▶ Instructions to follow: Beneath this sentence is a set of records; write each of them out exactly.

▶ Input material:
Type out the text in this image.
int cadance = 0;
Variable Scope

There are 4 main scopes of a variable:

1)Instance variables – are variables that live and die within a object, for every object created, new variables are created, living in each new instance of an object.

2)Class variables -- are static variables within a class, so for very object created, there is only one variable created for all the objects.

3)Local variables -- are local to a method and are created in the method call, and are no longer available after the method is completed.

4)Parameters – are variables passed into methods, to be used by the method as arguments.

▶ The output:
Type out the text in this image.
int cadance = 0;
Variable Scope

There are 4 main scopes of a variable:

1)Instance variables – are variables that live and die within a object, for every object created, new variables are created, living in each new instance of an object.

2)Class variables -- are static variables within a class, so for very object created, there is only one variable created for all the objects.

3)Local variables -- are local to a method and are created in the method call, and are no longer available after the method is completed.

4)Parameters – are variables passed into methods, to be used by the method as arguments.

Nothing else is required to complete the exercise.